---------- Data extract
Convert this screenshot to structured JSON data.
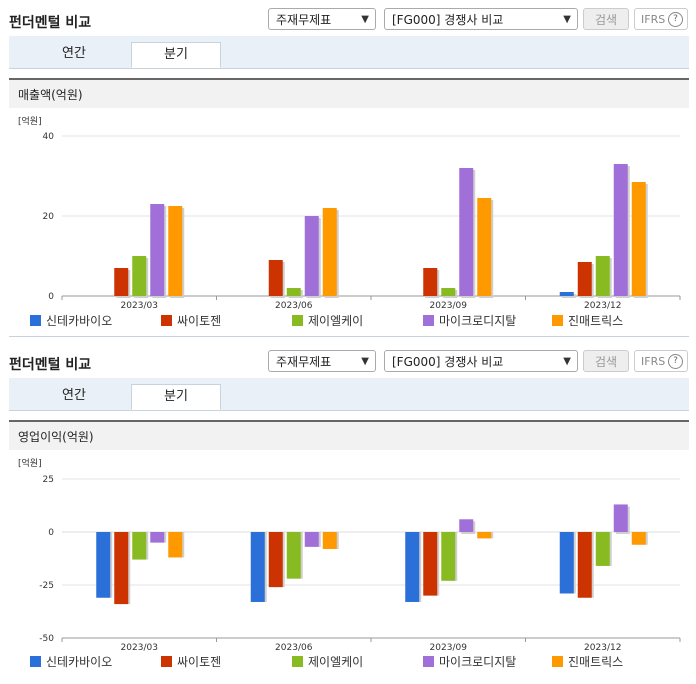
{
  "colors": [
    "#2b6fd8",
    "#cc3300",
    "#88bb22",
    "#a070d8",
    "#ff9900"
  ],
  "sections": [
    {
      "title": "펀더멘털 비교",
      "select1": "주재무제표",
      "select2": "[FG000] 경쟁사 비교",
      "search_label": "검색",
      "ifrs_label": "IFRS",
      "help_label": "?",
      "tabs": [
        "연간",
        "분기"
      ],
      "active_tab": 1,
      "panel_title": "매출액(억원)"
    },
    {
      "title": "펀더멘털 비교",
      "select1": "주재무제표",
      "select2": "[FG000] 경쟁사 비교",
      "search_label": "검색",
      "ifrs_label": "IFRS",
      "help_label": "?",
      "tabs": [
        "연간",
        "분기"
      ],
      "active_tab": 1,
      "panel_title": "영업이익(억원)"
    }
  ],
  "chart_data": [
    {
      "type": "bar",
      "unit_label": "[억원]",
      "categories": [
        "2023/03",
        "2023/06",
        "2023/09",
        "2023/12"
      ],
      "ylim": [
        0,
        40
      ],
      "yticks": [
        "0",
        "20",
        "40"
      ],
      "series": [
        {
          "name": "신테카바이오",
          "values": [
            0,
            0,
            0,
            1
          ]
        },
        {
          "name": "싸이토젠",
          "values": [
            7,
            9,
            7,
            8.5
          ]
        },
        {
          "name": "제이엘케이",
          "values": [
            10,
            2,
            2,
            10
          ]
        },
        {
          "name": "마이크로디지탈",
          "values": [
            23,
            20,
            32,
            33
          ]
        },
        {
          "name": "진매트릭스",
          "values": [
            22.5,
            22,
            24.5,
            28.5
          ]
        }
      ]
    },
    {
      "type": "bar",
      "unit_label": "[억원]",
      "categories": [
        "2023/03",
        "2023/06",
        "2023/09",
        "2023/12"
      ],
      "ylim": [
        -50,
        25
      ],
      "yticks": [
        "25",
        "0",
        "-25",
        "-50"
      ],
      "series": [
        {
          "name": "신테카바이오",
          "values": [
            -31,
            -33,
            -33,
            -29
          ]
        },
        {
          "name": "싸이토젠",
          "values": [
            -34,
            -26,
            -30,
            -31
          ]
        },
        {
          "name": "제이엘케이",
          "values": [
            -13,
            -22,
            -23,
            -16
          ]
        },
        {
          "name": "마이크로디지탈",
          "values": [
            -5,
            -7,
            6,
            13
          ]
        },
        {
          "name": "진매트릭스",
          "values": [
            -12,
            -8,
            -3,
            -6
          ]
        }
      ]
    }
  ]
}
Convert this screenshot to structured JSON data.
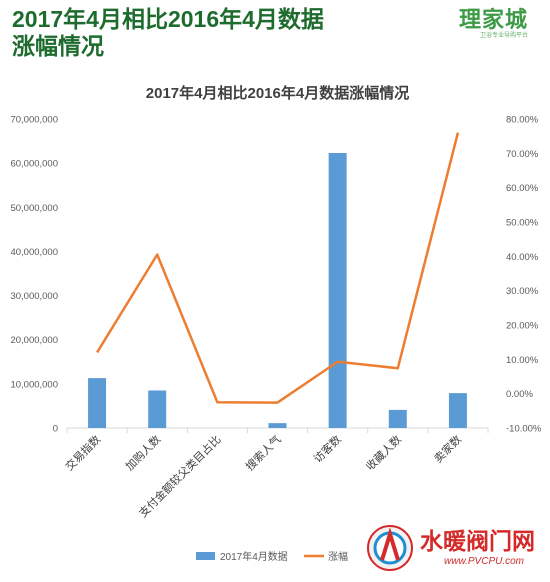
{
  "header": {
    "title": "2017年4月相比2016年4月数据涨幅情况",
    "brand_name": "理家城",
    "brand_tagline": "卫浴专业导购平台"
  },
  "chart_data": {
    "type": "bar",
    "title": "2017年4月相比2016年4月数据涨幅情况",
    "categories": [
      "交易指数",
      "加购人数",
      "支付金额较父类目占比",
      "搜索人气",
      "访客数",
      "收藏人数",
      "卖家数"
    ],
    "series": [
      {
        "name": "2017年4月数据",
        "type": "bar",
        "axis": "left",
        "color": "#5b9bd5",
        "values": [
          11300000,
          8500000,
          0,
          1100000,
          62300000,
          4100000,
          7900000
        ]
      },
      {
        "name": "涨幅",
        "type": "line",
        "axis": "right",
        "color": "#ed7d31",
        "values": [
          0.12,
          0.405,
          -0.025,
          -0.026,
          0.093,
          0.074,
          0.76
        ]
      }
    ],
    "left_axis": {
      "min": 0,
      "max": 70000000,
      "ticks": [
        "0",
        "10,000,000",
        "20,000,000",
        "30,000,000",
        "40,000,000",
        "50,000,000",
        "60,000,000",
        "70,000,000"
      ]
    },
    "right_axis": {
      "min": -0.1,
      "max": 0.8,
      "ticks": [
        "-10.00%",
        "0.00%",
        "10.00%",
        "20.00%",
        "30.00%",
        "40.00%",
        "50.00%",
        "60.00%",
        "70.00%",
        "80.00%"
      ]
    },
    "legend_position": "bottom",
    "grid": false
  },
  "watermark": {
    "text": "水暖阀门网",
    "url": "www.PVCPU.com"
  },
  "colors": {
    "title": "#1e6b2e",
    "bar": "#5b9bd5",
    "line": "#ed7d31"
  }
}
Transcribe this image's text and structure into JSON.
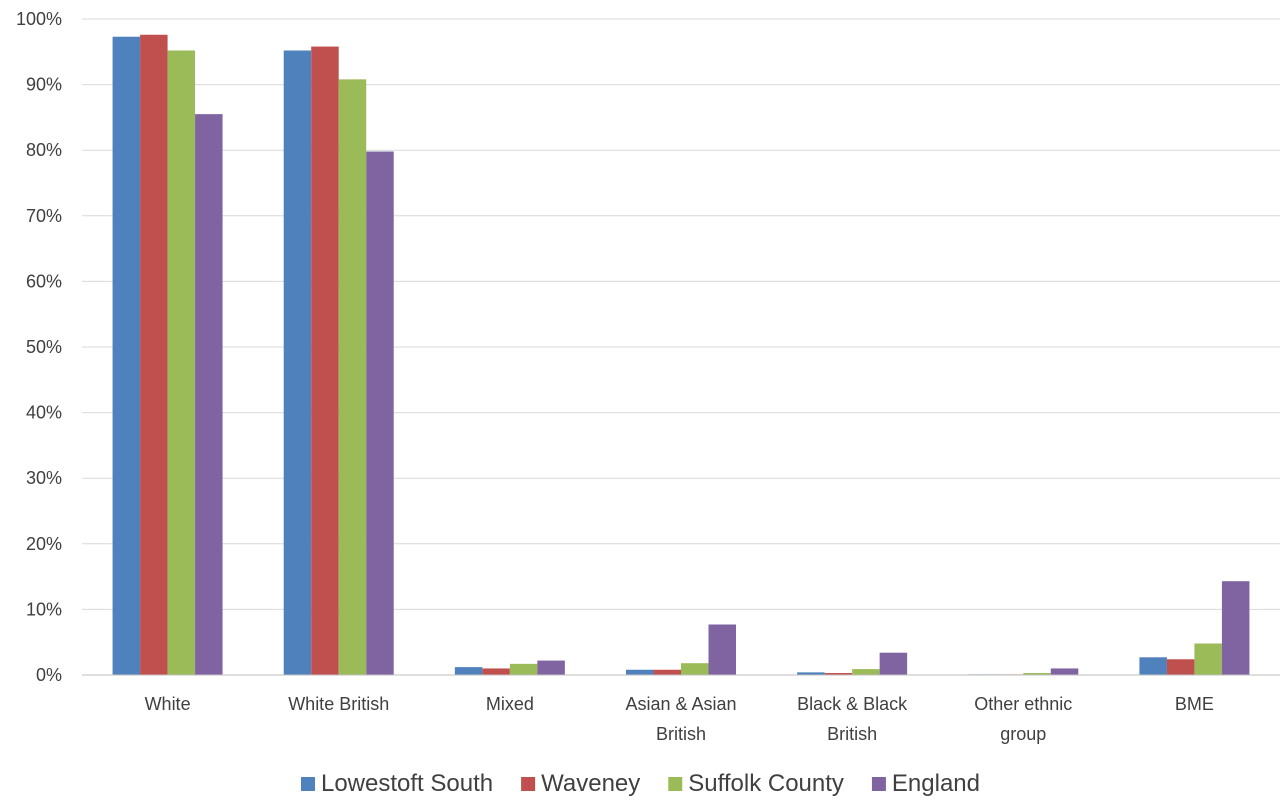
{
  "chart_data": {
    "type": "bar",
    "categories": [
      [
        "White"
      ],
      [
        "White British"
      ],
      [
        "Mixed"
      ],
      [
        "Asian & Asian",
        "British"
      ],
      [
        "Black & Black",
        "British"
      ],
      [
        "Other ethnic",
        "group"
      ],
      [
        "BME"
      ]
    ],
    "series": [
      {
        "name": "Lowestoft South",
        "color": "#4f81bd",
        "values": [
          97.3,
          95.2,
          1.2,
          0.8,
          0.4,
          0.1,
          2.7
        ]
      },
      {
        "name": "Waveney",
        "color": "#c0504d",
        "values": [
          97.6,
          95.8,
          1.0,
          0.8,
          0.3,
          0.1,
          2.4
        ]
      },
      {
        "name": "Suffolk County",
        "color": "#9bbb59",
        "values": [
          95.2,
          90.8,
          1.7,
          1.8,
          0.9,
          0.3,
          4.8
        ]
      },
      {
        "name": "England",
        "color": "#8064a2",
        "values": [
          85.5,
          79.8,
          2.2,
          7.7,
          3.4,
          1.0,
          14.3
        ]
      }
    ],
    "y_ticks": [
      "0%",
      "10%",
      "20%",
      "30%",
      "40%",
      "50%",
      "60%",
      "70%",
      "80%",
      "90%",
      "100%"
    ],
    "ylim": [
      0,
      100
    ],
    "grid": true,
    "legend_position": "bottom"
  }
}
--------------------
What is needed:
Drop the pictures and reproduce the rest of the entries above exactly.

Task solution:
Convert this screenshot to structured JSON data.
{
  "colors": [
    "#2b6fd8",
    "#cc3300",
    "#88bb22",
    "#a070d8",
    "#ff9900"
  ],
  "sections": [
    {
      "title": "펀더멘털 비교",
      "select1": "주재무제표",
      "select2": "[FG000] 경쟁사 비교",
      "search_label": "검색",
      "ifrs_label": "IFRS",
      "help_label": "?",
      "tabs": [
        "연간",
        "분기"
      ],
      "active_tab": 1,
      "panel_title": "매출액(억원)"
    },
    {
      "title": "펀더멘털 비교",
      "select1": "주재무제표",
      "select2": "[FG000] 경쟁사 비교",
      "search_label": "검색",
      "ifrs_label": "IFRS",
      "help_label": "?",
      "tabs": [
        "연간",
        "분기"
      ],
      "active_tab": 1,
      "panel_title": "영업이익(억원)"
    }
  ],
  "chart_data": [
    {
      "type": "bar",
      "unit_label": "[억원]",
      "categories": [
        "2023/03",
        "2023/06",
        "2023/09",
        "2023/12"
      ],
      "ylim": [
        0,
        40
      ],
      "yticks": [
        "0",
        "20",
        "40"
      ],
      "series": [
        {
          "name": "신테카바이오",
          "values": [
            0,
            0,
            0,
            1
          ]
        },
        {
          "name": "싸이토젠",
          "values": [
            7,
            9,
            7,
            8.5
          ]
        },
        {
          "name": "제이엘케이",
          "values": [
            10,
            2,
            2,
            10
          ]
        },
        {
          "name": "마이크로디지탈",
          "values": [
            23,
            20,
            32,
            33
          ]
        },
        {
          "name": "진매트릭스",
          "values": [
            22.5,
            22,
            24.5,
            28.5
          ]
        }
      ]
    },
    {
      "type": "bar",
      "unit_label": "[억원]",
      "categories": [
        "2023/03",
        "2023/06",
        "2023/09",
        "2023/12"
      ],
      "ylim": [
        -50,
        25
      ],
      "yticks": [
        "25",
        "0",
        "-25",
        "-50"
      ],
      "series": [
        {
          "name": "신테카바이오",
          "values": [
            -31,
            -33,
            -33,
            -29
          ]
        },
        {
          "name": "싸이토젠",
          "values": [
            -34,
            -26,
            -30,
            -31
          ]
        },
        {
          "name": "제이엘케이",
          "values": [
            -13,
            -22,
            -23,
            -16
          ]
        },
        {
          "name": "마이크로디지탈",
          "values": [
            -5,
            -7,
            6,
            13
          ]
        },
        {
          "name": "진매트릭스",
          "values": [
            -12,
            -8,
            -3,
            -6
          ]
        }
      ]
    }
  ]
}
Convert this screenshot to structured JSON data.
{
  "header": {
    "title": "2017年4月相比2016年4月数据涨幅情况",
    "brand_name": "理家城",
    "brand_tagline": "卫浴专业导购平台"
  },
  "chart_data": {
    "type": "bar",
    "title": "2017年4月相比2016年4月数据涨幅情况",
    "categories": [
      "交易指数",
      "加购人数",
      "支付金额较父类目占比",
      "搜索人气",
      "访客数",
      "收藏人数",
      "卖家数"
    ],
    "series": [
      {
        "name": "2017年4月数据",
        "type": "bar",
        "axis": "left",
        "color": "#5b9bd5",
        "values": [
          11300000,
          8500000,
          0,
          1100000,
          62300000,
          4100000,
          7900000
        ]
      },
      {
        "name": "涨幅",
        "type": "line",
        "axis": "right",
        "color": "#ed7d31",
        "values": [
          0.12,
          0.405,
          -0.025,
          -0.026,
          0.093,
          0.074,
          0.76
        ]
      }
    ],
    "left_axis": {
      "min": 0,
      "max": 70000000,
      "ticks": [
        "0",
        "10,000,000",
        "20,000,000",
        "30,000,000",
        "40,000,000",
        "50,000,000",
        "60,000,000",
        "70,000,000"
      ]
    },
    "right_axis": {
      "min": -0.1,
      "max": 0.8,
      "ticks": [
        "-10.00%",
        "0.00%",
        "10.00%",
        "20.00%",
        "30.00%",
        "40.00%",
        "50.00%",
        "60.00%",
        "70.00%",
        "80.00%"
      ]
    },
    "legend_position": "bottom",
    "grid": false
  },
  "watermark": {
    "text": "水暖阀门网",
    "url": "www.PVCPU.com"
  },
  "colors": {
    "title": "#1e6b2e",
    "bar": "#5b9bd5",
    "line": "#ed7d31"
  }
}
Transcribe this image's text and structure into JSON.
{
  "chart_data": {
    "type": "bar",
    "categories": [
      [
        "White"
      ],
      [
        "White British"
      ],
      [
        "Mixed"
      ],
      [
        "Asian & Asian",
        "British"
      ],
      [
        "Black & Black",
        "British"
      ],
      [
        "Other ethnic",
        "group"
      ],
      [
        "BME"
      ]
    ],
    "series": [
      {
        "name": "Lowestoft South",
        "color": "#4f81bd",
        "values": [
          97.3,
          95.2,
          1.2,
          0.8,
          0.4,
          0.1,
          2.7
        ]
      },
      {
        "name": "Waveney",
        "color": "#c0504d",
        "values": [
          97.6,
          95.8,
          1.0,
          0.8,
          0.3,
          0.1,
          2.4
        ]
      },
      {
        "name": "Suffolk County",
        "color": "#9bbb59",
        "values": [
          95.2,
          90.8,
          1.7,
          1.8,
          0.9,
          0.3,
          4.8
        ]
      },
      {
        "name": "England",
        "color": "#8064a2",
        "values": [
          85.5,
          79.8,
          2.2,
          7.7,
          3.4,
          1.0,
          14.3
        ]
      }
    ],
    "y_ticks": [
      "0%",
      "10%",
      "20%",
      "30%",
      "40%",
      "50%",
      "60%",
      "70%",
      "80%",
      "90%",
      "100%"
    ],
    "ylim": [
      0,
      100
    ],
    "grid": true,
    "legend_position": "bottom"
  }
}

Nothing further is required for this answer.